#### What is asked:
Check each line of the material below, and copy it if it holds the string "telluric".

#### Extracted entries:

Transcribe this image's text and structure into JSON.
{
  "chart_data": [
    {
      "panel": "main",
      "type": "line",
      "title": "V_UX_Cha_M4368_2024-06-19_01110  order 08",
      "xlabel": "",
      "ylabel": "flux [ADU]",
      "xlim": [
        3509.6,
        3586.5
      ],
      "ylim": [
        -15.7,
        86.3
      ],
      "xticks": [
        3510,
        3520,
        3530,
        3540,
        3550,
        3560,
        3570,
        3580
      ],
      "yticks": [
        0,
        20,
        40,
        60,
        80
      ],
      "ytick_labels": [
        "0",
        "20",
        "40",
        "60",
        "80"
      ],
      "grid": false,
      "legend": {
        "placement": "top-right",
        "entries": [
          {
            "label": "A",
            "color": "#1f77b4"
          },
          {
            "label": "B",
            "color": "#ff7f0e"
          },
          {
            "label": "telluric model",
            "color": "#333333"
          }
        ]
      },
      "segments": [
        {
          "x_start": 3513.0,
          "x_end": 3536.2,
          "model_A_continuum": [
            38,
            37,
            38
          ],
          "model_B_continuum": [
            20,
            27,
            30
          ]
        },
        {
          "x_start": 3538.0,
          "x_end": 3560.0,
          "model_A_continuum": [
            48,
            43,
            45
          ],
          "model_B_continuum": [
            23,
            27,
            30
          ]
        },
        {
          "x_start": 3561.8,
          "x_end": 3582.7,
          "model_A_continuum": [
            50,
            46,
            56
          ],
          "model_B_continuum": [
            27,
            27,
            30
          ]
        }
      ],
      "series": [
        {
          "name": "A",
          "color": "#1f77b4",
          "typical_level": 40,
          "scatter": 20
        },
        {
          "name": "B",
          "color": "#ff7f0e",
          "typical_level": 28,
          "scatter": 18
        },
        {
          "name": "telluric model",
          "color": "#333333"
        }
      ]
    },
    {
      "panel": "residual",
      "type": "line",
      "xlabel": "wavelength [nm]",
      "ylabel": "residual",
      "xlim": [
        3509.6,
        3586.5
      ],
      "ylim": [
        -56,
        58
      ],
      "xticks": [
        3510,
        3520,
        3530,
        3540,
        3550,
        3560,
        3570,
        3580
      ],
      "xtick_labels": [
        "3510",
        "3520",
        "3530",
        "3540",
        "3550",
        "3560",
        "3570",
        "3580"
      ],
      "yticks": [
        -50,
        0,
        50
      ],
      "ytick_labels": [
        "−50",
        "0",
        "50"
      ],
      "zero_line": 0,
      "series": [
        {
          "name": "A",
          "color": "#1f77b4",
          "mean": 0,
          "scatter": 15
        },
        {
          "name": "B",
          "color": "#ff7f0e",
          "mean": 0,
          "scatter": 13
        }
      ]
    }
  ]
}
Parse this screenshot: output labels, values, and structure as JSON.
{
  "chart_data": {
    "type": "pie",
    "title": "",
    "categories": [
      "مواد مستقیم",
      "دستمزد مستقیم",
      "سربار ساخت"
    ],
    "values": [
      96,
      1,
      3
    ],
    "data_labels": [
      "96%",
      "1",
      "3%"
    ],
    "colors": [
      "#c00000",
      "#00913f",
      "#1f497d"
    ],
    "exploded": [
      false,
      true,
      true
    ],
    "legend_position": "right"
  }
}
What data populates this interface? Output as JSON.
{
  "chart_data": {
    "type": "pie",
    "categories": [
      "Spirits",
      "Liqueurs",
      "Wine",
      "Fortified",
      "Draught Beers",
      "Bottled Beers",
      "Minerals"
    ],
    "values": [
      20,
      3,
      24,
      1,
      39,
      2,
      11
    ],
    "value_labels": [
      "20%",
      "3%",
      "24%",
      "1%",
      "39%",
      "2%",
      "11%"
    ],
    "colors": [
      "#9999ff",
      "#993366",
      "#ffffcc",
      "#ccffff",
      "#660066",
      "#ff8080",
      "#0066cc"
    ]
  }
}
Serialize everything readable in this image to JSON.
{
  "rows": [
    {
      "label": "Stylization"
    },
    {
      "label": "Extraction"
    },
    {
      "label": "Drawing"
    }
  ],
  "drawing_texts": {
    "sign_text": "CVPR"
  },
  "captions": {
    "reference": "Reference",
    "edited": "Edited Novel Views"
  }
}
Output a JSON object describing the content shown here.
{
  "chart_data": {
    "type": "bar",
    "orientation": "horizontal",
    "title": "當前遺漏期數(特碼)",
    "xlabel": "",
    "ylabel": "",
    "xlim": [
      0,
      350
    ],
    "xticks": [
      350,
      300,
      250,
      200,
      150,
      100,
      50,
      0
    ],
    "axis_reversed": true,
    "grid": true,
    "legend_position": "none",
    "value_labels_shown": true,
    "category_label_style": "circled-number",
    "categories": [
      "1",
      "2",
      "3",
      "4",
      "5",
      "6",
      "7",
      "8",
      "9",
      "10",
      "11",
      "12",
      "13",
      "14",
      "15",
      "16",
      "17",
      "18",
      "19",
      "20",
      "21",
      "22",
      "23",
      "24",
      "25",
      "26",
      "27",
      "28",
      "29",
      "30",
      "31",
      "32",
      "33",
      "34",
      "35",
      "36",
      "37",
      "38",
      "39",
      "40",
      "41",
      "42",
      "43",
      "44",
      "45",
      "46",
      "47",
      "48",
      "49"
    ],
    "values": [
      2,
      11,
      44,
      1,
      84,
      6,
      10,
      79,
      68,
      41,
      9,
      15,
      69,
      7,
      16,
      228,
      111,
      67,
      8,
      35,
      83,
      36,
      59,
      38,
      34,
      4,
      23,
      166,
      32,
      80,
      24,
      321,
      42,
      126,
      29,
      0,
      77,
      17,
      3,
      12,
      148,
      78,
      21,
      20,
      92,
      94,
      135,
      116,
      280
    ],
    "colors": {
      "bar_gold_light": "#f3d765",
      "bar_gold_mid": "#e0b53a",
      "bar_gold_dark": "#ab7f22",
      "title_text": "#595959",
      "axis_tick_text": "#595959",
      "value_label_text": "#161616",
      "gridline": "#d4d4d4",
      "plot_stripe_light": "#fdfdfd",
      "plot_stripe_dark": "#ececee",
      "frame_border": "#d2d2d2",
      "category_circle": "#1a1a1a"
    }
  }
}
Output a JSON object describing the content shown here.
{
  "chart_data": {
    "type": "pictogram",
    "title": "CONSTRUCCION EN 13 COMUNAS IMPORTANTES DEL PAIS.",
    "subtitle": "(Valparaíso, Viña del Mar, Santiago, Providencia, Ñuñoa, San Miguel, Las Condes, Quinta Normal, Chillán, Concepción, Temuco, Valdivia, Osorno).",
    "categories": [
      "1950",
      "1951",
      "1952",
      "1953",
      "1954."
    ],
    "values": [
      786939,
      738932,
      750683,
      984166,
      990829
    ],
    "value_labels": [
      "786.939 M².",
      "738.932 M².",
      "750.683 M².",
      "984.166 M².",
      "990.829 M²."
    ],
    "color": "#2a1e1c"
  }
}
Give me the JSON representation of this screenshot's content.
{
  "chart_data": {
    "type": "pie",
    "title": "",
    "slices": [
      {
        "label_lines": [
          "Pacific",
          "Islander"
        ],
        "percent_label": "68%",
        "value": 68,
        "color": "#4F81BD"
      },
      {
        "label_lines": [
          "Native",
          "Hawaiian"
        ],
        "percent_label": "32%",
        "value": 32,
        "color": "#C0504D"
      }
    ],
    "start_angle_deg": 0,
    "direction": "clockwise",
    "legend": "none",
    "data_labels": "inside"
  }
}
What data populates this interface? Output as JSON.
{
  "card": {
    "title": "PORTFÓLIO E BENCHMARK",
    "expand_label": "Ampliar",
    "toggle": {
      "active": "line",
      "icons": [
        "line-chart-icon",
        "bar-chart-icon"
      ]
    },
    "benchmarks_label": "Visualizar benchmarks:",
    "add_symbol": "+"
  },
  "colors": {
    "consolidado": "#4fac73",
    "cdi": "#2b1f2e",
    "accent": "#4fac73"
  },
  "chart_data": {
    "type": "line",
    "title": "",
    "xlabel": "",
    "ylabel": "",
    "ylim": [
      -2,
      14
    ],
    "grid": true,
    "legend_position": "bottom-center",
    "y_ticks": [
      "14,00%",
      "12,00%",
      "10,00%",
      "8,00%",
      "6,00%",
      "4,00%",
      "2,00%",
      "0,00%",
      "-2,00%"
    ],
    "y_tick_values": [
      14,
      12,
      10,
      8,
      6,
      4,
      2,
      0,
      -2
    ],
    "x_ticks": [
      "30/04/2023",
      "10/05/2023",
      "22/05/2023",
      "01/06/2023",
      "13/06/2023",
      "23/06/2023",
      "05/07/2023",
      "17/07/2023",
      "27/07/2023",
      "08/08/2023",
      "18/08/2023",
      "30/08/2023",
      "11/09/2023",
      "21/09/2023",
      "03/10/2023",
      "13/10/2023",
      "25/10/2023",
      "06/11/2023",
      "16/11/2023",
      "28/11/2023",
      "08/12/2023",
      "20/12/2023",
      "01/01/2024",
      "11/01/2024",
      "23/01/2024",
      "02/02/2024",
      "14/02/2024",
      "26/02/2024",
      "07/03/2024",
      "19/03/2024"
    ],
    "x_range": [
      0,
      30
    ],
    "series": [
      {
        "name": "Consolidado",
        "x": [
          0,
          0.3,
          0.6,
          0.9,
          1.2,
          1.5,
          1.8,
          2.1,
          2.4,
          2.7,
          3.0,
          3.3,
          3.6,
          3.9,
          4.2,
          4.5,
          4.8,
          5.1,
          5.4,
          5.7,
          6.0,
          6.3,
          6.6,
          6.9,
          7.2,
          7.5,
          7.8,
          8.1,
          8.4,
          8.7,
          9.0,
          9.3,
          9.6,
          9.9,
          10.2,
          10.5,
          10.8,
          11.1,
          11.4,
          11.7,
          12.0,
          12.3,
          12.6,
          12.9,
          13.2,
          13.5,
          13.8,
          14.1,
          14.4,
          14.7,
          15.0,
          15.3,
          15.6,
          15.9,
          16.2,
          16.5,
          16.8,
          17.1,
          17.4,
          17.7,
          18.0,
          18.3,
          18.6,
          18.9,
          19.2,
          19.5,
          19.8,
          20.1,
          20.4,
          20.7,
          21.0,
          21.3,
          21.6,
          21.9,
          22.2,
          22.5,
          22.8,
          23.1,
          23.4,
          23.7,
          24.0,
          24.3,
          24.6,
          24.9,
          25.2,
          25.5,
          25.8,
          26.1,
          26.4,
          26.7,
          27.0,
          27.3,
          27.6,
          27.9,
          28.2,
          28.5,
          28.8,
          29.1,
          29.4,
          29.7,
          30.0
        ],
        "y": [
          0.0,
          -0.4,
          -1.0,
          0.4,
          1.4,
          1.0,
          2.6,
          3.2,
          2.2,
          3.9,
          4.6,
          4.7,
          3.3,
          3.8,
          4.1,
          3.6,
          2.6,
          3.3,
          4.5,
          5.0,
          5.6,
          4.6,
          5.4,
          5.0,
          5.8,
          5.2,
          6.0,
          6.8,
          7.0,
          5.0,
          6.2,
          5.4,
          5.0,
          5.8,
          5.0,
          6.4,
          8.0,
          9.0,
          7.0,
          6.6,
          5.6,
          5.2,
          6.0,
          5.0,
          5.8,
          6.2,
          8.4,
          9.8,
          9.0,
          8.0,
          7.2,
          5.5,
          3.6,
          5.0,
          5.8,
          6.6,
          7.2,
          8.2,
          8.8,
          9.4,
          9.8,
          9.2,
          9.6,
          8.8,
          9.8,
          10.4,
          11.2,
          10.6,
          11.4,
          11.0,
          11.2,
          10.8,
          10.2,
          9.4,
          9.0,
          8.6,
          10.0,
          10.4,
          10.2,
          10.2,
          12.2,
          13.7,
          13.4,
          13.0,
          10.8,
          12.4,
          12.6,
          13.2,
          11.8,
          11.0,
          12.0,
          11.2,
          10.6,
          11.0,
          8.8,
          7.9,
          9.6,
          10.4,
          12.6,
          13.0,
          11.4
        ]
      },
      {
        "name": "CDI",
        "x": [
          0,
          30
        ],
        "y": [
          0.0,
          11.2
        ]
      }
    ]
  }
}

#### The solution:
            "label": "telluric model",
          "name": "telluric model",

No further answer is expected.